> **Required work**
Take the listing and print it in full, exactly as given.

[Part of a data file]
• • • • • • •

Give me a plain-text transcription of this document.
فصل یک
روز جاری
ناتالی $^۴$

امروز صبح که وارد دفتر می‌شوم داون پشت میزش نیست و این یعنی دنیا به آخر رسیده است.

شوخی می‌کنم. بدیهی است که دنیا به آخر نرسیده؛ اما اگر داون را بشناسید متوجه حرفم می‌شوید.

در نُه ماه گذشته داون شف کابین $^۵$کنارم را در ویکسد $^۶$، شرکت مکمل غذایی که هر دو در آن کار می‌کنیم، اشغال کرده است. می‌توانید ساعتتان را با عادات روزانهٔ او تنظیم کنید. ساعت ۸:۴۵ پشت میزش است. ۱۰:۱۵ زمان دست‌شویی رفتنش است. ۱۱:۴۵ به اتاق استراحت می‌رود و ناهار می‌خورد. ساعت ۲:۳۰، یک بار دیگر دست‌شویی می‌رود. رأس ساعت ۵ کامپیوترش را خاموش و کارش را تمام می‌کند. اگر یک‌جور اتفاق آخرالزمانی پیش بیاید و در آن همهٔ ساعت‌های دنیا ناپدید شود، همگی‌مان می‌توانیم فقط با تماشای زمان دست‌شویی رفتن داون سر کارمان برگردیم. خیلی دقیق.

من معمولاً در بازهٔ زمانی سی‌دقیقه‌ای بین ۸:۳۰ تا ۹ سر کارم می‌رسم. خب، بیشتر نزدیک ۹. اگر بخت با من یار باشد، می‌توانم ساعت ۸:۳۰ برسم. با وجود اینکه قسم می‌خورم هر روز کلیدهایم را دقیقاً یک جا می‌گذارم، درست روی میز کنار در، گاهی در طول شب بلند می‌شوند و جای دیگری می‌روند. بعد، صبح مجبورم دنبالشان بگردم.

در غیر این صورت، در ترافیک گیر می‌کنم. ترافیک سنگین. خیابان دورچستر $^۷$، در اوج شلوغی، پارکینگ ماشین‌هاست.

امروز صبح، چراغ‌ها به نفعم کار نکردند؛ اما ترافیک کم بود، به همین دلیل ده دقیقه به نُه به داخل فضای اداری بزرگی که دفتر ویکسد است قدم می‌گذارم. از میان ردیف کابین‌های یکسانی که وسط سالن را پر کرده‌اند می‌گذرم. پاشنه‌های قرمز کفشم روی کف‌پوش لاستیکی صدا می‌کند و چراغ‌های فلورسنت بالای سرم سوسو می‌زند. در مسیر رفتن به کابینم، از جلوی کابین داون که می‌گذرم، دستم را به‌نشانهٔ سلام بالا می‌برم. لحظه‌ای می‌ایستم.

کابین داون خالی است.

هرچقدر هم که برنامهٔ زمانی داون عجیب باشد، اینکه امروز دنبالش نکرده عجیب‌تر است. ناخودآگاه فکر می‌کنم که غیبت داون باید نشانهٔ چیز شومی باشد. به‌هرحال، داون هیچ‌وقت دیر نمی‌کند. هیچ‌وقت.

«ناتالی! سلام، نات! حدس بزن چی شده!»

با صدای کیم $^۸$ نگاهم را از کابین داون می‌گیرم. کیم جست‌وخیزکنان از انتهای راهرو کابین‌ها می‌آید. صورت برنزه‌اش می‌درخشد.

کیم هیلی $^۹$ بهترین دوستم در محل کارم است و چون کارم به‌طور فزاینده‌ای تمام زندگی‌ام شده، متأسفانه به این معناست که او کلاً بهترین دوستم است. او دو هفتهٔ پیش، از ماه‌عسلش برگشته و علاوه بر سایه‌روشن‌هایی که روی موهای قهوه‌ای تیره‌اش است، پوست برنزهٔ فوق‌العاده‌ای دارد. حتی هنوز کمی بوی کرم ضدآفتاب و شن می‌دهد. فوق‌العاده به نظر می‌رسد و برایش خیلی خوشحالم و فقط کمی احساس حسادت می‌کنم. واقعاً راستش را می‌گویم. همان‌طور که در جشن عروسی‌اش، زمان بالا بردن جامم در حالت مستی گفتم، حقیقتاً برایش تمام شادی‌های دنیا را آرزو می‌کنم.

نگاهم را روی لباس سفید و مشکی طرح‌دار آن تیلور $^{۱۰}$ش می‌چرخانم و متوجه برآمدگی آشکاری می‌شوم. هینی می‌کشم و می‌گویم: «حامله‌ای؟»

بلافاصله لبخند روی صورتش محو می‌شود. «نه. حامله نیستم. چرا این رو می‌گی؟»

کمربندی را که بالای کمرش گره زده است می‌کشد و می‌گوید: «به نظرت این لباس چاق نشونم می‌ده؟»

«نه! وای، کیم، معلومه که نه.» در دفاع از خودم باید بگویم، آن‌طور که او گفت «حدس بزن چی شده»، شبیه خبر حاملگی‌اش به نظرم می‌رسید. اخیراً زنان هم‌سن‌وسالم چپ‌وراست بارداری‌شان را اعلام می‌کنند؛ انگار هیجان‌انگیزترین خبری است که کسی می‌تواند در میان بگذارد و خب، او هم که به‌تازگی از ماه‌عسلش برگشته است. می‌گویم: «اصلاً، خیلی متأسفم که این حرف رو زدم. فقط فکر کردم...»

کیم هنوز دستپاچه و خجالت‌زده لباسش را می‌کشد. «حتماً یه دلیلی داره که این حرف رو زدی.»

• • • • • • •

> **Expected answer**
Give me a plain-text transcription of this document.
فصل یک
روز جاری
ناتالی $^۴$

امروز صبح که وارد دفتر می‌شوم داون پشت میزش نیست و این یعنی دنیا به آخر رسیده است.

شوخی می‌کنم. بدیهی است که دنیا به آخر نرسیده؛ اما اگر داون را بشناسید متوجه حرفم می‌شوید.

در نُه ماه گذشته داون شف کابین $^۵$کنارم را در ویکسد $^۶$، شرکت مکمل غذایی که هر دو در آن کار می‌کنیم، اشغال کرده است. می‌توانید ساعتتان را با عادات روزانهٔ او تنظیم کنید. ساعت ۸:۴۵ پشت میزش است. ۱۰:۱۵ زمان دست‌شویی رفتنش است. ۱۱:۴۵ به اتاق استراحت می‌رود و ناهار می‌خورد. ساعت ۲:۳۰، یک بار دیگر دست‌شویی می‌رود. رأس ساعت ۵ کامپیوترش را خاموش و کارش را تمام می‌کند. اگر یک‌جور اتفاق آخرالزمانی پیش بیاید و در آن همهٔ ساعت‌های دنیا ناپدید شود، همگی‌مان می‌توانیم فقط با تماشای زمان دست‌شویی رفتن داون سر کارمان برگردیم. خیلی دقیق.

من معمولاً در بازهٔ زمانی سی‌دقیقه‌ای بین ۸:۳۰ تا ۹ سر کارم می‌رسم. خب، بیشتر نزدیک ۹. اگر بخت با من یار باشد، می‌توانم ساعت ۸:۳۰ برسم. با وجود اینکه قسم می‌خورم هر روز کلیدهایم را دقیقاً یک جا می‌گذارم، درست روی میز کنار در، گاهی در طول شب بلند می‌شوند و جای دیگری می‌روند. بعد، صبح مجبورم دنبالشان بگردم.

در غیر این صورت، در ترافیک گیر می‌کنم. ترافیک سنگین. خیابان دورچستر $^۷$، در اوج شلوغی، پارکینگ ماشین‌هاست.

امروز صبح، چراغ‌ها به نفعم کار نکردند؛ اما ترافیک کم بود، به همین دلیل ده دقیقه به نُه به داخل فضای اداری بزرگی که دفتر ویکسد است قدم می‌گذارم. از میان ردیف کابین‌های یکسانی که وسط سالن را پر کرده‌اند می‌گذرم. پاشنه‌های قرمز کفشم روی کف‌پوش لاستیکی صدا می‌کند و چراغ‌های فلورسنت بالای سرم سوسو می‌زند. در مسیر رفتن به کابینم، از جلوی کابین داون که می‌گذرم، دستم را به‌نشانهٔ سلام بالا می‌برم. لحظه‌ای می‌ایستم.

کابین داون خالی است.

هرچقدر هم که برنامهٔ زمانی داون عجیب باشد، اینکه امروز دنبالش نکرده عجیب‌تر است. ناخودآگاه فکر می‌کنم که غیبت داون باید نشانهٔ چیز شومی باشد. به‌هرحال، داون هیچ‌وقت دیر نمی‌کند. هیچ‌وقت.

«ناتالی! سلام، نات! حدس بزن چی شده!»

با صدای کیم $^۸$ نگاهم را از کابین داون می‌گیرم. کیم جست‌وخیزکنان از انتهای راهرو کابین‌ها می‌آید. صورت برنزه‌اش می‌درخشد.

کیم هیلی $^۹$ بهترین دوستم در محل کارم است و چون کارم به‌طور فزاینده‌ای تمام زندگی‌ام شده، متأسفانه به این معناست که او کلاً بهترین دوستم است. او دو هفتهٔ پیش، از ماه‌عسلش برگشته و علاوه بر سایه‌روشن‌هایی که روی موهای قهوه‌ای تیره‌اش است، پوست برنزهٔ فوق‌العاده‌ای دارد. حتی هنوز کمی بوی کرم ضدآفتاب و شن می‌دهد. فوق‌العاده به نظر می‌رسد و برایش خیلی خوشحالم و فقط کمی احساس حسادت می‌کنم. واقعاً راستش را می‌گویم. همان‌طور که در جشن عروسی‌اش، زمان بالا بردن جامم در حالت مستی گفتم، حقیقتاً برایش تمام شادی‌های دنیا را آرزو می‌کنم.

نگاهم را روی لباس سفید و مشکی طرح‌دار آن تیلور $^{۱۰}$ش می‌چرخانم و متوجه برآمدگی آشکاری می‌شوم. هینی می‌کشم و می‌گویم: «حامله‌ای؟»

بلافاصله لبخند روی صورتش محو می‌شود. «نه. حامله نیستم. چرا این رو می‌گی؟»

کمربندی را که بالای کمرش گره زده است می‌کشد و می‌گوید: «به نظرت این لباس چاق نشونم می‌ده؟»

«نه! وای، کیم، معلومه که نه.» در دفاع از خودم باید بگویم، آن‌طور که او گفت «حدس بزن چی شده»، شبیه خبر حاملگی‌اش به نظرم می‌رسید. اخیراً زنان هم‌سن‌وسالم چپ‌وراست بارداری‌شان را اعلام می‌کنند؛ انگار هیجان‌انگیزترین خبری است که کسی می‌تواند در میان بگذارد و خب، او هم که به‌تازگی از ماه‌عسلش برگشته است. می‌گویم: «اصلاً، خیلی متأسفم که این حرف رو زدم. فقط فکر کردم...»

کیم هنوز دستپاچه و خجالت‌زده لباسش را می‌کشد. «حتماً یه دلیلی داره که این حرف رو زدی.»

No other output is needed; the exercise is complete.